GIVEN TASK: Transcribe the listing below word for word.
◆ ◆ ◆ ◆ ◆
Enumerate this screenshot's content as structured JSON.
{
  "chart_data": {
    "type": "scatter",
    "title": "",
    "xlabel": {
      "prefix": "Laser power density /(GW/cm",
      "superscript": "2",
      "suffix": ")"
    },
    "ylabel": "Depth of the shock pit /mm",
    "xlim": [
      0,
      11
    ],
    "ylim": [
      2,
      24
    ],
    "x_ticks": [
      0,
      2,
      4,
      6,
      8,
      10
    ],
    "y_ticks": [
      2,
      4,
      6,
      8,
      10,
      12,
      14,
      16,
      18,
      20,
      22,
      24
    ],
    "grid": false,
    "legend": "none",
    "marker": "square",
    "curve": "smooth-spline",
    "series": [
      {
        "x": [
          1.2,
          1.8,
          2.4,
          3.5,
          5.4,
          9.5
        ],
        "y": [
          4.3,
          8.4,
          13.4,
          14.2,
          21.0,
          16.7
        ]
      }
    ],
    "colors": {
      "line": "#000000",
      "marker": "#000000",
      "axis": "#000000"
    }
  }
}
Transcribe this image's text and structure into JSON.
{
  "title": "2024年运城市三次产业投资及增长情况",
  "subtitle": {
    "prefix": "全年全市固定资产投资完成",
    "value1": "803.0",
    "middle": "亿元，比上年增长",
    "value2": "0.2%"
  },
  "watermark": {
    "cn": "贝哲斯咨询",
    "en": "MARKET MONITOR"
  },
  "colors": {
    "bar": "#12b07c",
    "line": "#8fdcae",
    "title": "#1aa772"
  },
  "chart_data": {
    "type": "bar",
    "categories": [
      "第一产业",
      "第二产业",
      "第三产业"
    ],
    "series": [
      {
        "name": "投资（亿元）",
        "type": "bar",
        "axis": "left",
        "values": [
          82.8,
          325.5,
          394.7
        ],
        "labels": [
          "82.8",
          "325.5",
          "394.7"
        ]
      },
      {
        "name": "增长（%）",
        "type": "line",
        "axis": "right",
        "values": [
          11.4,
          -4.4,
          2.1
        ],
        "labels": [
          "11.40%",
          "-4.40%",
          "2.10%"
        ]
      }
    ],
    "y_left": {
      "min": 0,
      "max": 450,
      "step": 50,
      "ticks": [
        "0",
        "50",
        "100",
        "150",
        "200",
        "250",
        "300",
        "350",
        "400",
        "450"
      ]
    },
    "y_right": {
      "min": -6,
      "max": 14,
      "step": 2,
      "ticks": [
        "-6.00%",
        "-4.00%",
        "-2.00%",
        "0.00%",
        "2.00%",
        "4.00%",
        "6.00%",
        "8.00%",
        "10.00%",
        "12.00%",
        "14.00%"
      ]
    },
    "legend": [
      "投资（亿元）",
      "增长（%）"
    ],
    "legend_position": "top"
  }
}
◆ ◆ ◆ ◆ ◆
FINAL ANSWER:
Enumerate this screenshot's content as structured JSON.
{
  "chart_data": {
    "type": "scatter",
    "title": "",
    "xlabel": {
      "prefix": "Laser power density /(GW/cm",
      "superscript": "2",
      "suffix": ")"
    },
    "ylabel": "Depth of the shock pit /mm",
    "xlim": [
      0,
      11
    ],
    "ylim": [
      2,
      24
    ],
    "x_ticks": [
      0,
      2,
      4,
      6,
      8,
      10
    ],
    "y_ticks": [
      2,
      4,
      6,
      8,
      10,
      12,
      14,
      16,
      18,
      20,
      22,
      24
    ],
    "grid": false,
    "legend": "none",
    "marker": "square",
    "curve": "smooth-spline",
    "series": [
      {
        "x": [
          1.2,
          1.8,
          2.4,
          3.5,
          5.4,
          9.5
        ],
        "y": [
          4.3,
          8.4,
          13.4,
          14.2,
          21.0,
          16.7
        ]
      }
    ],
    "colors": {
      "line": "#000000",
      "marker": "#000000",
      "axis": "#000000"
    }
  }
}
Transcribe this image's text and structure into JSON.
{
  "title": "2024年运城市三次产业投资及增长情况",
  "subtitle": {
    "prefix": "全年全市固定资产投资完成",
    "value1": "803.0",
    "middle": "亿元，比上年增长",
    "value2": "0.2%"
  },
  "watermark": {
    "cn": "贝哲斯咨询",
    "en": "MARKET MONITOR"
  },
  "colors": {
    "bar": "#12b07c",
    "line": "#8fdcae",
    "title": "#1aa772"
  },
  "chart_data": {
    "type": "bar",
    "categories": [
      "第一产业",
      "第二产业",
      "第三产业"
    ],
    "series": [
      {
        "name": "投资（亿元）",
        "type": "bar",
        "axis": "left",
        "values": [
          82.8,
          325.5,
          394.7
        ],
        "labels": [
          "82.8",
          "325.5",
          "394.7"
        ]
      },
      {
        "name": "增长（%）",
        "type": "line",
        "axis": "right",
        "values": [
          11.4,
          -4.4,
          2.1
        ],
        "labels": [
          "11.40%",
          "-4.40%",
          "2.10%"
        ]
      }
    ],
    "y_left": {
      "min": 0,
      "max": 450,
      "step": 50,
      "ticks": [
        "0",
        "50",
        "100",
        "150",
        "200",
        "250",
        "300",
        "350",
        "400",
        "450"
      ]
    },
    "y_right": {
      "min": -6,
      "max": 14,
      "step": 2,
      "ticks": [
        "-6.00%",
        "-4.00%",
        "-2.00%",
        "0.00%",
        "2.00%",
        "4.00%",
        "6.00%",
        "8.00%",
        "10.00%",
        "12.00%",
        "14.00%"
      ]
    },
    "legend": [
      "投资（亿元）",
      "增长（%）"
    ],
    "legend_position": "top"
  }
}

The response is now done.